SHORT EXERCISE — Can you edit the data starting with the line containing "- Text: 5-Person" and going on through the line containing "- Text: $88,676: $88,676: [1178, 204, 1229, 214]", changing "Families" to "Households" and leaving all else unchanged?

## start DATA PROVIDED

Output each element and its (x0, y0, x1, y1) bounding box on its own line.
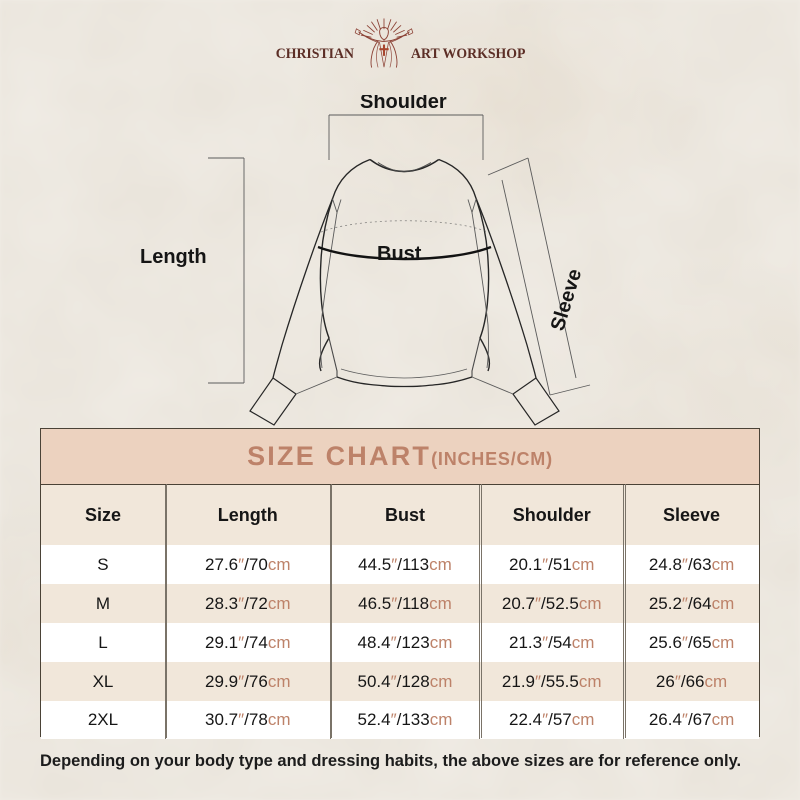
svg-text:Length: Length (140, 246, 207, 268)
svg-text:Sleeve: Sleeve (547, 266, 587, 333)
svg-text:Bust: Bust (377, 243, 422, 265)
svg-text:Shoulder: Shoulder (360, 95, 447, 113)
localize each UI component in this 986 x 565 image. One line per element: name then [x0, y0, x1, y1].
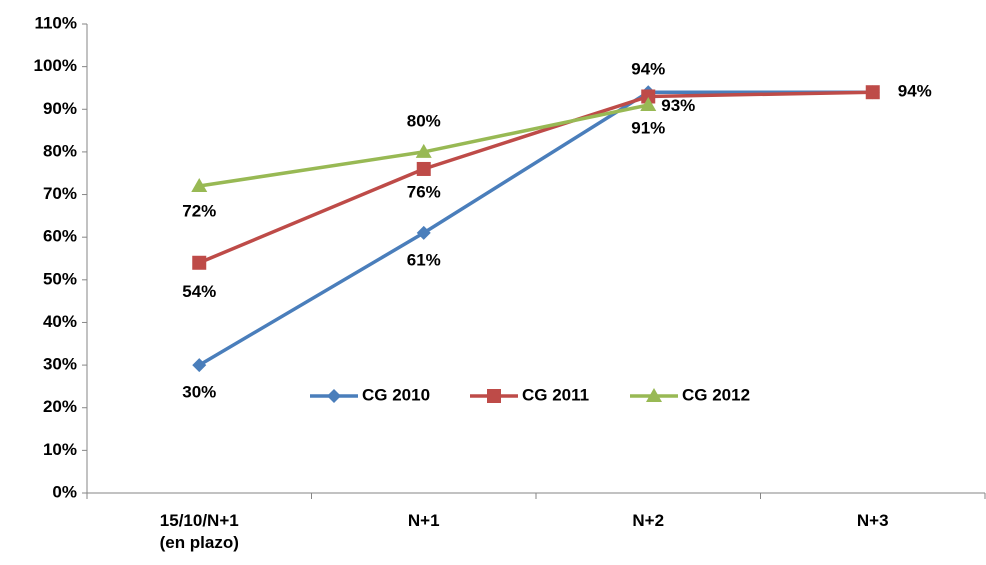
marker [192, 255, 207, 270]
y-tick-label: 0% [52, 482, 77, 501]
x-tick-label: N+3 [856, 511, 889, 530]
y-tick-label: 50% [43, 269, 77, 288]
y-tick-label: 100% [34, 56, 77, 75]
y-tick-label: 20% [43, 397, 77, 416]
data-label: 30% [182, 383, 216, 402]
legend-label: CG 2011 [522, 385, 589, 404]
marker [415, 143, 432, 158]
x-tick-label: 15/10/N+1 (en plazo) [159, 511, 239, 552]
data-label: 94% [631, 60, 665, 79]
y-tick-label: 110% [34, 13, 77, 32]
data-label: 54% [182, 282, 216, 301]
y-tick-label: 70% [43, 184, 77, 203]
legend-label: CG 2012 [682, 385, 750, 404]
y-tick-label: 90% [43, 99, 77, 118]
marker [487, 389, 501, 403]
marker [416, 161, 431, 176]
x-tick-label: N+2 [632, 511, 665, 530]
y-tick-label: 80% [43, 141, 77, 160]
data-label: 61% [407, 250, 441, 269]
data-label: 94% [898, 82, 932, 101]
series-line [198, 90, 873, 265]
marker [640, 97, 657, 112]
marker [646, 388, 662, 402]
y-tick-label: 40% [43, 312, 77, 331]
series-line [198, 90, 873, 367]
data-label: 93% [661, 96, 695, 115]
marker [191, 178, 208, 193]
legend-label: CG 2010 [362, 385, 430, 404]
data-label: 76% [407, 182, 441, 201]
marker [865, 85, 880, 100]
y-tick-label: 60% [43, 227, 77, 246]
data-label: 80% [407, 111, 441, 130]
data-label: 72% [182, 202, 216, 221]
x-tick-label: N+1 [407, 511, 440, 530]
marker [192, 358, 207, 373]
data-label: 91% [631, 118, 665, 137]
marker [641, 89, 656, 104]
marker [416, 225, 431, 240]
marker [327, 389, 341, 403]
y-tick-label: 10% [43, 440, 77, 459]
y-tick-label: 30% [43, 355, 77, 374]
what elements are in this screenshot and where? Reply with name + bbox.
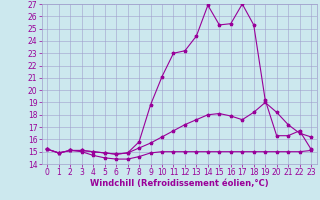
X-axis label: Windchill (Refroidissement éolien,°C): Windchill (Refroidissement éolien,°C) (90, 179, 268, 188)
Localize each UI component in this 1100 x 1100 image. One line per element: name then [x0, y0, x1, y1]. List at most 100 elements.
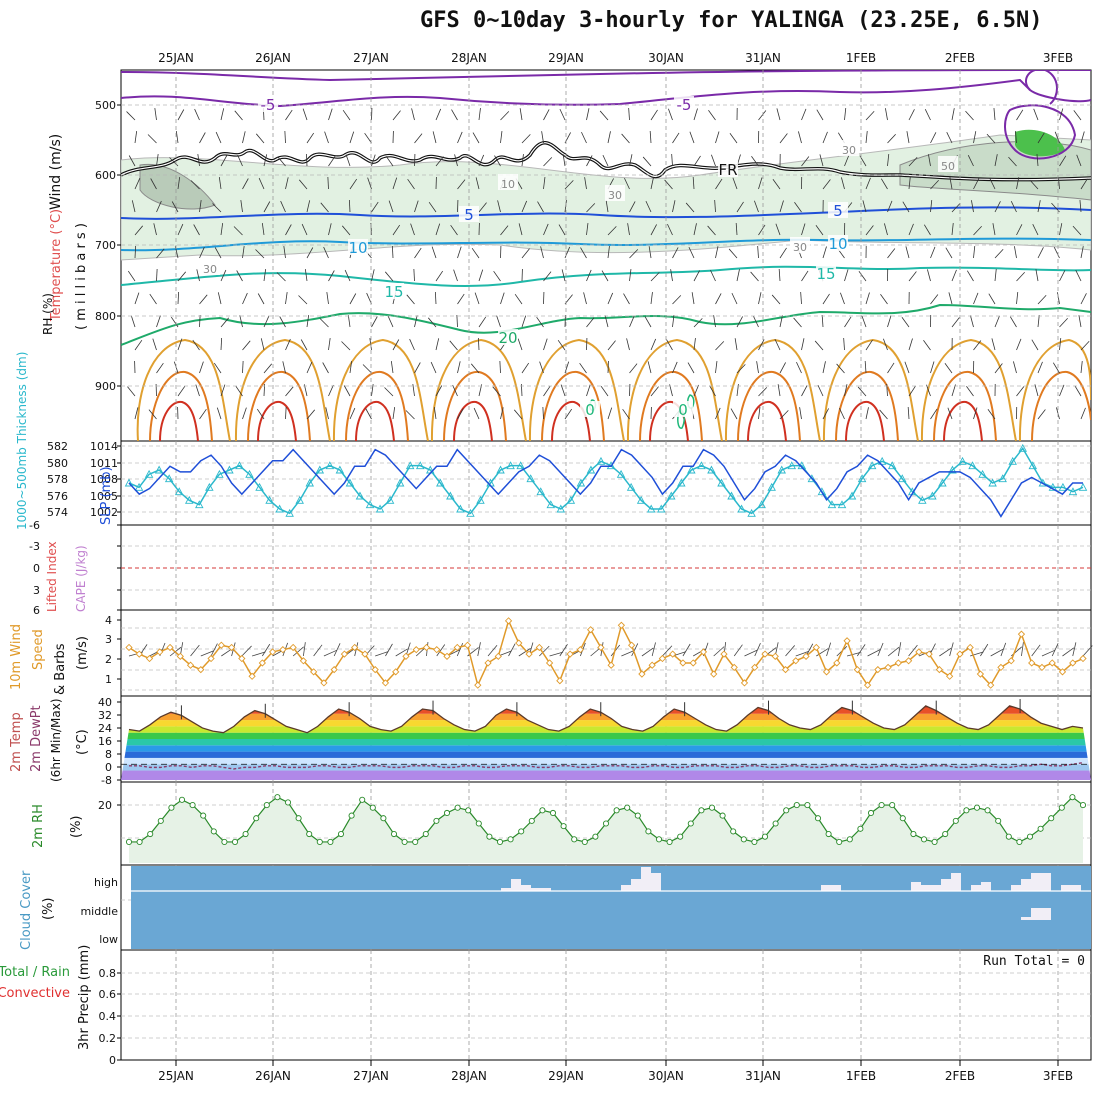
wind-barb — [857, 386, 867, 397]
date-label-bottom: 3FEB — [1043, 1069, 1073, 1083]
series-point — [436, 478, 445, 487]
rh-point — [634, 812, 641, 819]
wind-barb — [775, 223, 781, 236]
wind-barb — [152, 338, 157, 351]
rh-point — [1079, 802, 1087, 809]
series-point — [646, 504, 656, 513]
series-point — [679, 659, 687, 667]
wind-barb — [629, 249, 639, 259]
cloud-cover-bars — [131, 866, 1091, 949]
wind-barb — [500, 225, 509, 236]
series-point — [225, 465, 234, 474]
ylabel-temp: Temperature (°C) — [49, 209, 64, 322]
series-point — [285, 508, 294, 517]
series-point — [807, 474, 817, 483]
wind-barb — [409, 338, 415, 351]
cloud-gap-bar — [521, 885, 531, 891]
wind-barb — [627, 223, 630, 236]
wind-barb — [1037, 361, 1043, 374]
wind-barb — [371, 269, 375, 282]
ylabel-lifted-index: Lifted Index — [45, 541, 59, 612]
wind-barb — [779, 315, 783, 328]
wind-barb-10m — [826, 642, 832, 657]
wind-barb — [521, 134, 531, 144]
series-point — [325, 461, 335, 470]
wind-barb — [800, 292, 802, 305]
rh-point — [327, 838, 334, 845]
series-point — [1069, 659, 1077, 667]
y-tick-label: 0.8 — [99, 967, 117, 980]
wind-barb — [323, 246, 329, 259]
wind-barb — [629, 201, 636, 213]
wind-barb — [199, 132, 206, 144]
wind-barb — [519, 108, 523, 121]
y-tick-label: 0 — [33, 562, 40, 575]
y-tick-label: 6 — [33, 604, 40, 617]
y-tick-label: 582 — [47, 440, 68, 453]
rh-point — [401, 838, 408, 845]
wind-barb — [865, 225, 874, 236]
wind-barb — [478, 269, 484, 282]
wind-barb-10m — [908, 644, 918, 657]
wind-barb — [989, 178, 996, 190]
wind-barb — [930, 200, 933, 213]
cloud-gap-bar — [631, 879, 641, 891]
wind-barb — [861, 315, 867, 328]
series-point — [135, 650, 143, 658]
contour-label-bg — [839, 140, 859, 156]
wind-barb — [819, 154, 824, 167]
wind-barb — [734, 338, 738, 351]
wind-barb — [518, 223, 523, 236]
series-point — [258, 659, 266, 667]
wind-barb-10m — [477, 642, 481, 657]
wind-barb — [328, 270, 335, 282]
contour-label-bg — [674, 96, 694, 112]
rh-point — [242, 830, 249, 838]
y-tick-label: 1011 — [90, 457, 118, 470]
contour-label: 0 — [678, 401, 688, 419]
rh-point — [221, 838, 228, 845]
wind-barb — [1059, 317, 1068, 328]
series-point — [717, 478, 726, 487]
series-point — [456, 504, 465, 513]
series-point — [494, 652, 502, 660]
rh-point — [1058, 804, 1065, 811]
cloud-gap-bar — [1061, 885, 1071, 891]
wind-barb — [199, 200, 202, 213]
wind-barb — [306, 361, 313, 374]
rh-point — [857, 825, 864, 832]
series-point — [176, 652, 184, 660]
wind-barb — [736, 316, 743, 328]
wind-barb — [263, 315, 270, 328]
wind-barb — [779, 133, 788, 144]
wind-barb-10m — [210, 643, 218, 657]
wind-barb — [945, 247, 953, 259]
ylabel-precip-units: 3hr Precip (mm) — [77, 945, 92, 1050]
wind-barb — [156, 154, 159, 167]
wind-barb-10m — [877, 642, 884, 657]
contour-label: 10 — [348, 239, 367, 257]
wind-barb-10m — [262, 643, 271, 657]
wind-barb — [713, 315, 716, 328]
rh-point — [1069, 794, 1076, 801]
wind-barb-10m — [1021, 642, 1024, 657]
wind-barb — [1052, 362, 1060, 374]
series-point — [395, 478, 405, 487]
wind-barb — [605, 200, 609, 213]
cloud-gap-bar — [831, 885, 841, 891]
series-point — [697, 461, 706, 470]
wind-barb — [242, 292, 248, 305]
wind-barb — [836, 363, 845, 374]
wind-barb — [758, 339, 765, 351]
wind-barb — [478, 316, 487, 328]
wind-barb — [427, 317, 437, 328]
wind-barb — [169, 157, 179, 167]
wind-barb — [626, 338, 630, 351]
wind-barb-10m — [302, 642, 306, 657]
wind-barb — [320, 202, 329, 213]
wind-barb-10m — [200, 650, 214, 657]
wind-barb — [623, 293, 630, 305]
wind-barb — [714, 200, 716, 213]
wind-barb — [586, 108, 590, 121]
ylabel-wind10-units: (m/s) — [75, 636, 90, 670]
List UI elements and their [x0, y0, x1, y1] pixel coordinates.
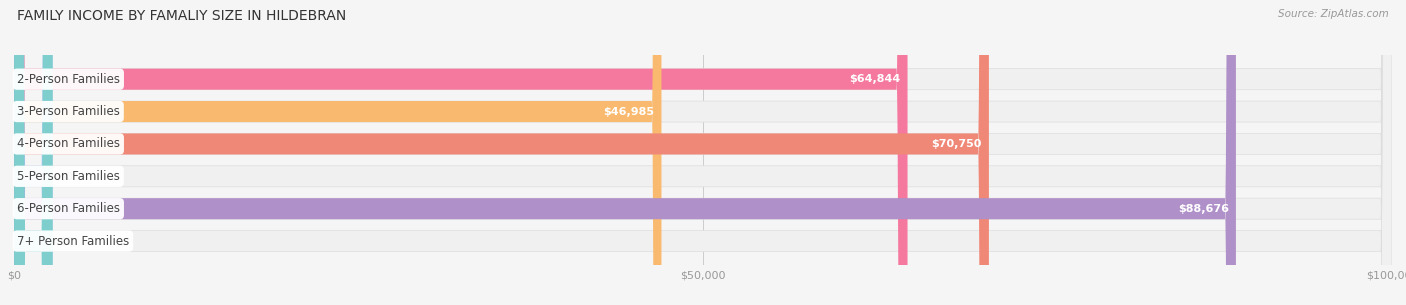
- Text: 5-Person Families: 5-Person Families: [17, 170, 120, 183]
- Text: 4-Person Families: 4-Person Families: [17, 138, 120, 150]
- Text: 7+ Person Families: 7+ Person Families: [17, 235, 129, 248]
- Text: $70,750: $70,750: [932, 139, 981, 149]
- Text: 2-Person Families: 2-Person Families: [17, 73, 120, 86]
- Text: $88,676: $88,676: [1178, 204, 1229, 214]
- Text: 3-Person Families: 3-Person Families: [17, 105, 120, 118]
- FancyBboxPatch shape: [14, 0, 988, 305]
- FancyBboxPatch shape: [14, 0, 1392, 305]
- Text: 6-Person Families: 6-Person Families: [17, 202, 120, 215]
- FancyBboxPatch shape: [14, 0, 1392, 305]
- FancyBboxPatch shape: [14, 0, 907, 305]
- Text: FAMILY INCOME BY FAMALIY SIZE IN HILDEBRAN: FAMILY INCOME BY FAMALIY SIZE IN HILDEBR…: [17, 9, 346, 23]
- Text: $0: $0: [59, 171, 73, 181]
- FancyBboxPatch shape: [14, 0, 1236, 305]
- FancyBboxPatch shape: [14, 0, 52, 305]
- FancyBboxPatch shape: [14, 0, 52, 305]
- FancyBboxPatch shape: [14, 0, 1392, 305]
- Text: Source: ZipAtlas.com: Source: ZipAtlas.com: [1278, 9, 1389, 19]
- FancyBboxPatch shape: [14, 0, 661, 305]
- FancyBboxPatch shape: [14, 0, 1392, 305]
- Text: $0: $0: [59, 236, 73, 246]
- FancyBboxPatch shape: [14, 0, 1392, 305]
- Text: $64,844: $64,844: [849, 74, 901, 84]
- Text: $46,985: $46,985: [603, 106, 655, 117]
- FancyBboxPatch shape: [14, 0, 1392, 305]
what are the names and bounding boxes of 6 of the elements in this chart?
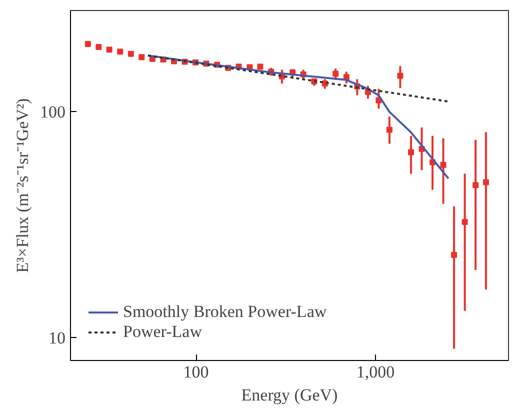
y-axis-title: E³×Flux (m⁻²s⁻¹sr⁻¹GeV²) <box>13 98 32 273</box>
x-tick-label: 1,000 <box>356 362 395 382</box>
x-axis-title: Energy (GeV) <box>241 386 338 404</box>
y-tick-label: 10 <box>48 328 66 348</box>
legend-label: Smoothly Broken Power-Law <box>123 302 327 322</box>
legend-label: Power-Law <box>123 322 202 342</box>
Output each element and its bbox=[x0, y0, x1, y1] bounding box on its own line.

## end DATA PROVIDED

FULL SOLUTION —
- Text: 5-Person Households: 5-Person Households: [17, 170, 120, 183]
- Text: 4-Person Households: 4-Person Households: [17, 138, 120, 150]
- Text: 7+ Person Households: 7+ Person Households: [17, 235, 129, 248]
- Text: $70,750: $70,750: [932, 139, 981, 149]
- Text: 2-Person Households: 2-Person Households: [17, 73, 120, 86]
- Text: $88,676: $88,676: [1178, 204, 1229, 214]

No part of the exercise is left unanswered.